* **SELECTED EXTRACT**:
2. A method for the gasification of a carbonaceous material according to claim 1 comprising the additional steps of:
(e) introducing at least a portion of the sintered bauxite into an upper portion of a vertically elongated combustion zone having means for substantially impeding vertical backmixing of vertically moving solids substantially throughout the combustion zone;
(f) removing the hot char and the gaseous product from an upper end of said vessel, separating the hot char from the gaseous product, and introducing at least a portion of said hot char into a lower portion of the combustion zone;
(g) heating the sintered bauxite to an elevated temperature in said combustion zone by contacting the sintered bauxite with the hot char while maintaining substantially countercurrent plug flow of the sintered bauxite and the hot char by passing air upwardly through the combustion zone at a rate sufficient to fluidize the sintered bauxite and entrain the hot char, whereby the sintered bauxite substantially flows downwardly through the combustion zone in a fluidized state and is heated to an elevated temperature while the hot char substantially flows upwardly through the combustion zone in an entrained state and is combusted; and
(h) recycling at least a portion of said sintered bauxite to said reaction vessel.

[Source data]
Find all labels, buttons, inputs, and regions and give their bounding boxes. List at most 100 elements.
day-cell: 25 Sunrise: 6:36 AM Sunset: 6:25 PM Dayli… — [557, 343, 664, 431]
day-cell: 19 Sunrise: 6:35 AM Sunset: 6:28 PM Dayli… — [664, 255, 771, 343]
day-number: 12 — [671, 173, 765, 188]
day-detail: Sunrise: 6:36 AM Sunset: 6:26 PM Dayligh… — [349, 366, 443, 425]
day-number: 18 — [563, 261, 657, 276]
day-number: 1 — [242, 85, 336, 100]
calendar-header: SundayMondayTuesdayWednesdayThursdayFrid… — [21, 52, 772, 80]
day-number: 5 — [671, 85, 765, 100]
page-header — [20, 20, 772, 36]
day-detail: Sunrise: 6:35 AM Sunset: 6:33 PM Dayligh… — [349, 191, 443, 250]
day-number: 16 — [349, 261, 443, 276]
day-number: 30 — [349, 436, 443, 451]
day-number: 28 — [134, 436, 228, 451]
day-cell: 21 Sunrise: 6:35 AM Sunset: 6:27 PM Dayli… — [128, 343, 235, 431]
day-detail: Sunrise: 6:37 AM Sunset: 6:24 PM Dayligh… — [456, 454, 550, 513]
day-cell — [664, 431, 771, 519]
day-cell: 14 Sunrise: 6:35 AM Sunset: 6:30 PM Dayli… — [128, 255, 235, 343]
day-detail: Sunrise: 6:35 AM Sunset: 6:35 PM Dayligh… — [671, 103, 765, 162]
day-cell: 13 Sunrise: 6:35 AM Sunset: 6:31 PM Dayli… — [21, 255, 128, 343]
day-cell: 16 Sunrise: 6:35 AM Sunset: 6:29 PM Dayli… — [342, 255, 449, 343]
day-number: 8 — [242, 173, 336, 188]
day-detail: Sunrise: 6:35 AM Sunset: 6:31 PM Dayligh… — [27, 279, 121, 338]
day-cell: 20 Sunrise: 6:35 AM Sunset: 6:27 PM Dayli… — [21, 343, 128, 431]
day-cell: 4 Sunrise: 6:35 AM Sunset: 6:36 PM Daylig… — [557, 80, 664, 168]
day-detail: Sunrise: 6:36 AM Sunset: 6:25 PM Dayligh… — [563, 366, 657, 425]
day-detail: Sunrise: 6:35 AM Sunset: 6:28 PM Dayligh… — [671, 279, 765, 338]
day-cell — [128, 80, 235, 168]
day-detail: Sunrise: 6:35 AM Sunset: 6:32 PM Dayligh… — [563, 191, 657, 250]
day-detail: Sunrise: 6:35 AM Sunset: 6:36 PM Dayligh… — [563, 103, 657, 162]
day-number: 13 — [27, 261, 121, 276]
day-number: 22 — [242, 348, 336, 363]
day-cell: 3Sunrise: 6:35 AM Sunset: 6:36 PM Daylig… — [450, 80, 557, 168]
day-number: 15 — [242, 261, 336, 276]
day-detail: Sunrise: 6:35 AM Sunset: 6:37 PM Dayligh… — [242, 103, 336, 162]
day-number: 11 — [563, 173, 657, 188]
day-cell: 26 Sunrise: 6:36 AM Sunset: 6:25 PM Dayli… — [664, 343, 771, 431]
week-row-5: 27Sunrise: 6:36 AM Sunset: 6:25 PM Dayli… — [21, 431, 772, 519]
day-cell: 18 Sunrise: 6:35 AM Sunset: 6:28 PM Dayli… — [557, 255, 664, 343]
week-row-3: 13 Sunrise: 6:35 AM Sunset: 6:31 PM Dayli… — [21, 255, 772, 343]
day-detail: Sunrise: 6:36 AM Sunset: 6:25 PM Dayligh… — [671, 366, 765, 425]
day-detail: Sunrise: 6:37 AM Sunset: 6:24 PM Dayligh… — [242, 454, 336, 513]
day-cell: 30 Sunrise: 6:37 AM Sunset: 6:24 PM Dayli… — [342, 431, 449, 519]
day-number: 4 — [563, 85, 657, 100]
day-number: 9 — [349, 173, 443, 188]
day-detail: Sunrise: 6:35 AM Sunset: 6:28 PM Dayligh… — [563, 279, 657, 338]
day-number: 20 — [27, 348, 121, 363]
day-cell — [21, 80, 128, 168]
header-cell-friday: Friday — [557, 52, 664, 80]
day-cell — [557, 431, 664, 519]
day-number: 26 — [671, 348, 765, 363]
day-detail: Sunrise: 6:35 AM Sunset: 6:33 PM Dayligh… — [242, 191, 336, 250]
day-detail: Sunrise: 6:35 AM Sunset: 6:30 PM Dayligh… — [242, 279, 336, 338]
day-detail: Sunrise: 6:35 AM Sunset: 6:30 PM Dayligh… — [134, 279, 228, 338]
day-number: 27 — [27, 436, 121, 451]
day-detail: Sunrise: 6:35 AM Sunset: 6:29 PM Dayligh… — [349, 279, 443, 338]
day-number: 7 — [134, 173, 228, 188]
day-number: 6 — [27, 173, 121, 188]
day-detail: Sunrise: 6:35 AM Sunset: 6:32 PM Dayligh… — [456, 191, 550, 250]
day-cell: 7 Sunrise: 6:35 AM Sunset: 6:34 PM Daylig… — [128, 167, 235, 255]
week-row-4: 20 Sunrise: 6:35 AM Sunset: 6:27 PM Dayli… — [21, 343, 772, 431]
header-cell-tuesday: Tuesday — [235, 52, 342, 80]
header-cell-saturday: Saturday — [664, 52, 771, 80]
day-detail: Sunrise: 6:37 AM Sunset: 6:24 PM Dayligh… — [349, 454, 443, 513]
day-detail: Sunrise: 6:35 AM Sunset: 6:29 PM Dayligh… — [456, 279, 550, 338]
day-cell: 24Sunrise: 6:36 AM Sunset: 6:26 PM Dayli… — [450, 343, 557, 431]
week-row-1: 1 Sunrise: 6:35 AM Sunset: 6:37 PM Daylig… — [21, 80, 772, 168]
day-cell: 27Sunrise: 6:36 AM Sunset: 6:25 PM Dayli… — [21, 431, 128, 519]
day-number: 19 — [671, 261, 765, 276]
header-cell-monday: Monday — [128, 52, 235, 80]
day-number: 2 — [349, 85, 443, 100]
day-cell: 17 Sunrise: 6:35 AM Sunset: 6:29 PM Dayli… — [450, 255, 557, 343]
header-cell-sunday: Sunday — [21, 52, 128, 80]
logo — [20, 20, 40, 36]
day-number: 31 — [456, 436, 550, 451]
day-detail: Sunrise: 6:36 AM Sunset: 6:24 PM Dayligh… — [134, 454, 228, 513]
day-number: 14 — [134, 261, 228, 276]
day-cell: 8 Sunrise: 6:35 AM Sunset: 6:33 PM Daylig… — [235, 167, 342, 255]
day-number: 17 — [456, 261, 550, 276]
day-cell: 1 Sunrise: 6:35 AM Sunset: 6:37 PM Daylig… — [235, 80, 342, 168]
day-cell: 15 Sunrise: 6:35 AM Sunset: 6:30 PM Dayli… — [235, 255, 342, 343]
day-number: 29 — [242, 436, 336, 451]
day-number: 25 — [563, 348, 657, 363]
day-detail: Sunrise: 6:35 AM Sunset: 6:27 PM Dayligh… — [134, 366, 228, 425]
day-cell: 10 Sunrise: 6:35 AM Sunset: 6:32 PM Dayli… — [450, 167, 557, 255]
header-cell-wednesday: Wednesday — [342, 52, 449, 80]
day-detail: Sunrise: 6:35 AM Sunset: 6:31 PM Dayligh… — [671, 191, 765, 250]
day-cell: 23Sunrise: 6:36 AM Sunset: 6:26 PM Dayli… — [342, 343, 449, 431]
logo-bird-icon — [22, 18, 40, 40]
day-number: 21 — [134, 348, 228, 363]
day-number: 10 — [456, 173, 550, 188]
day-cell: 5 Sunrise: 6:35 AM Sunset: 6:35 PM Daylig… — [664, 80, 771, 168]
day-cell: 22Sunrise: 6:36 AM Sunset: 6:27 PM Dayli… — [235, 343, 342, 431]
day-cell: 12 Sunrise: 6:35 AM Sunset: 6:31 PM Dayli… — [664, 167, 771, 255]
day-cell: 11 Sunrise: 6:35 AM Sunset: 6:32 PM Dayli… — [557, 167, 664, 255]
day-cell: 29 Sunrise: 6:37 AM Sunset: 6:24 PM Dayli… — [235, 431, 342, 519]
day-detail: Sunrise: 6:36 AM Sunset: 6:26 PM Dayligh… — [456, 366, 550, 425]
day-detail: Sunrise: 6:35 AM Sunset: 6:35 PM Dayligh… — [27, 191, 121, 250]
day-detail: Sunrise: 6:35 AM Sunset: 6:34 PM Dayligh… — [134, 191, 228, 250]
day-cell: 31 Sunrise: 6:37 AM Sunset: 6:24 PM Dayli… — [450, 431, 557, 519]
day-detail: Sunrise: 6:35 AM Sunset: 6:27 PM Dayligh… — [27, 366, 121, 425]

* **TASK SET**:
1 > Render step (h) of the gasification claim, "(h) recycling at least a portion of said sintered bauxite to said reaction vessel.", in Spanish.
2 > In the gasification claim, what is passed upwardly through the combustion zone to fluidize the sintered bauxite and entrain the hot char?
The records have no connection to the gasification claim.

* **TASK RESPONSES**:
1 > (h) reciclar al menos una parte de dicha bauxita sinterizada a dicho recipiente de reacción.

2 > Air.